Show every line containing "ROBERT" by copying it.

** START RECORDS FOR THIS EXERCISE **

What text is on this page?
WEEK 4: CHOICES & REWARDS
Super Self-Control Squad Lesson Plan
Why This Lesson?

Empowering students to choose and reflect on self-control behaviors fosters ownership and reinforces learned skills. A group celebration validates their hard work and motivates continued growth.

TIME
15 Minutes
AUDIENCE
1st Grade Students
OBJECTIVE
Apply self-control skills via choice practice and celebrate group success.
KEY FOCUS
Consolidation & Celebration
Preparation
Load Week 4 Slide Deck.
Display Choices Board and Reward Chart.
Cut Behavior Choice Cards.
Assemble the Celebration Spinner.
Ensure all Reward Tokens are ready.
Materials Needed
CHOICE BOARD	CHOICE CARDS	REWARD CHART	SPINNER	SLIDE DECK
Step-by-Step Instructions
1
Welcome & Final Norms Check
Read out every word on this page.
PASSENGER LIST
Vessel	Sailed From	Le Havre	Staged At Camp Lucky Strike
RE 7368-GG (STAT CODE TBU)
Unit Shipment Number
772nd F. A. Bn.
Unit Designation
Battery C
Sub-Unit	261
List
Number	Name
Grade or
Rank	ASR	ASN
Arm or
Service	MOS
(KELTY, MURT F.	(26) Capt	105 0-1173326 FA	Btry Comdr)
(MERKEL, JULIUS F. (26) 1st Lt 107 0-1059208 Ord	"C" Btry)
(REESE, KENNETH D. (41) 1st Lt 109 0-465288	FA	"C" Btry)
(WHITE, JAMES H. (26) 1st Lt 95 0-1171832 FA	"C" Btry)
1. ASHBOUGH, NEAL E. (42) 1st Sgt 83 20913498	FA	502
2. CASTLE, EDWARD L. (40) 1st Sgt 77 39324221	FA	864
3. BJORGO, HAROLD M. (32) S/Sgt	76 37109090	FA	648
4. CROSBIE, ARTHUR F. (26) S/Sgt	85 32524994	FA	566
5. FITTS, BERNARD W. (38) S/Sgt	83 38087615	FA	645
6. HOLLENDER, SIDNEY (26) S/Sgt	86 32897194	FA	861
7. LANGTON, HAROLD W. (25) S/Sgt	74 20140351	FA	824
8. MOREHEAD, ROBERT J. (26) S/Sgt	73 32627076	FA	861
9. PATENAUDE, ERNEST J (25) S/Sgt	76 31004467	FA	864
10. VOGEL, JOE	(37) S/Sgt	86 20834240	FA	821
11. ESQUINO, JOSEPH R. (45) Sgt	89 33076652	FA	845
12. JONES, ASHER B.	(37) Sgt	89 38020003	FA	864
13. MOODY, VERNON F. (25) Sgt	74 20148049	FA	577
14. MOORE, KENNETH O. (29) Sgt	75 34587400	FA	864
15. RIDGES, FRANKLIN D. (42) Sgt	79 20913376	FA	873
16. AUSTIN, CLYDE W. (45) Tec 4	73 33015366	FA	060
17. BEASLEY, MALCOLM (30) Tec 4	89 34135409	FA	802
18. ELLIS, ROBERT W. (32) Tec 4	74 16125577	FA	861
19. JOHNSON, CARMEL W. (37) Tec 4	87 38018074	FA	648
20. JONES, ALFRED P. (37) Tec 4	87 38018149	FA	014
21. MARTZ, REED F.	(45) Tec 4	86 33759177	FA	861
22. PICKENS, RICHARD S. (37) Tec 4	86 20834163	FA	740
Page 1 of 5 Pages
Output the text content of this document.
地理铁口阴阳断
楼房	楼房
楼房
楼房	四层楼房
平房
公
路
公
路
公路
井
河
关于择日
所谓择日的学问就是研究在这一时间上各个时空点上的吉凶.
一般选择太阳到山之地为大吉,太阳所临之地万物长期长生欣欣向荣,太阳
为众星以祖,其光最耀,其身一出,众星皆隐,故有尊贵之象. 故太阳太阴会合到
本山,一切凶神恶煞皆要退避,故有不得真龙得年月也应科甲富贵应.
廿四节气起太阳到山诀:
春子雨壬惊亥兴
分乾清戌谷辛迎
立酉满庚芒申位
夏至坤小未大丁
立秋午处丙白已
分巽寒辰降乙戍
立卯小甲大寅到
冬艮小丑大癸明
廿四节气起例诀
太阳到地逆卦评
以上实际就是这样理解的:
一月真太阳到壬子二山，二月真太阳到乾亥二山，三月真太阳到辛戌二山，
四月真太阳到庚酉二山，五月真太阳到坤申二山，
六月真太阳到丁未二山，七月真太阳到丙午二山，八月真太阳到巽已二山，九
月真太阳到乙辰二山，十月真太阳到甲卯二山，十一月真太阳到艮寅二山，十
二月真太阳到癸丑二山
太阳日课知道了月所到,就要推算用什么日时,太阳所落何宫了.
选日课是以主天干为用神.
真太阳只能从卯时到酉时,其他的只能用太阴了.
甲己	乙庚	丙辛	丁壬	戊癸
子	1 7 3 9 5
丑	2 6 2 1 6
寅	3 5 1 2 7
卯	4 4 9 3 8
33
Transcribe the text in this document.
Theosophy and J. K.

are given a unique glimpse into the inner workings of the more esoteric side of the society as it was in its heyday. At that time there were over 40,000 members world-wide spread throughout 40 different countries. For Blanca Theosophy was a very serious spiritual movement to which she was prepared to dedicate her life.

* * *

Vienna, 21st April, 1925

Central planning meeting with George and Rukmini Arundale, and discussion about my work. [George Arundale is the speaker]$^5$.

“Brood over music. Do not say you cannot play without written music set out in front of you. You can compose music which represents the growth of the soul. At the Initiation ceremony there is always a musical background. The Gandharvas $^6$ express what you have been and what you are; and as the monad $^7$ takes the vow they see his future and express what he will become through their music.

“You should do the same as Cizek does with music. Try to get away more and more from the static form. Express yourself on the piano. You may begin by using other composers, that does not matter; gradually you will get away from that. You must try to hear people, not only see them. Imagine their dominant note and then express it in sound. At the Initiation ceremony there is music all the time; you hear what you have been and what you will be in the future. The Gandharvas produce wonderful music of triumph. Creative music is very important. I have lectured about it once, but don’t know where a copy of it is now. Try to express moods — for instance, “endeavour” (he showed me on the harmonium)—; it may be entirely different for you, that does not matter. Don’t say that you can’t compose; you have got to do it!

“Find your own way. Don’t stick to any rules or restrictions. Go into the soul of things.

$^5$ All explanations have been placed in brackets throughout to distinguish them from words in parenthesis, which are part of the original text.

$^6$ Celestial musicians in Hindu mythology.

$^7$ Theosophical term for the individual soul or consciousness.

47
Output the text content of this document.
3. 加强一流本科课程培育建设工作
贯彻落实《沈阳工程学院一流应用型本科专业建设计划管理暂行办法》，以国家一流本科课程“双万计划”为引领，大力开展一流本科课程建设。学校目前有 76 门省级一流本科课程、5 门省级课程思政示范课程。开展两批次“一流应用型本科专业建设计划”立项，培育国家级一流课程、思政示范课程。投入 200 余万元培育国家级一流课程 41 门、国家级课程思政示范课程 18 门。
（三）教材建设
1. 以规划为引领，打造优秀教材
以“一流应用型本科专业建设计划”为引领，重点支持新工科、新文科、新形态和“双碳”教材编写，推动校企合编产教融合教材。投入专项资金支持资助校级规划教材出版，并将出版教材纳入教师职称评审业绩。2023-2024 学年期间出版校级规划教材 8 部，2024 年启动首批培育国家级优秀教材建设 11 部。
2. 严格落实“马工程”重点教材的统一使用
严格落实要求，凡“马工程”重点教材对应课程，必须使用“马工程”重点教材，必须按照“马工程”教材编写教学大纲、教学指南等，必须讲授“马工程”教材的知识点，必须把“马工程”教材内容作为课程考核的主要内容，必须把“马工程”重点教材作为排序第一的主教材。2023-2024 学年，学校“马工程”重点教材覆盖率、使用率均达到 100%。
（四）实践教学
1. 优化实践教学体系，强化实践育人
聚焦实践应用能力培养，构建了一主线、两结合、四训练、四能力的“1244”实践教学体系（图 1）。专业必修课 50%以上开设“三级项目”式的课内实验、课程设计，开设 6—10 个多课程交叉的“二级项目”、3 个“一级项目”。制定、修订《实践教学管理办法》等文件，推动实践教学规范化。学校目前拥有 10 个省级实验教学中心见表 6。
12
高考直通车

** END RECORDS FOR THIS EXERCISE **

### SOLUTION BELOW
8. MOREHEAD, ROBERT J. (26) S/Sgt	73 32627076	FA	861
18. ELLIS, ROBERT W. (32) Tec 4	74 16125577	FA	861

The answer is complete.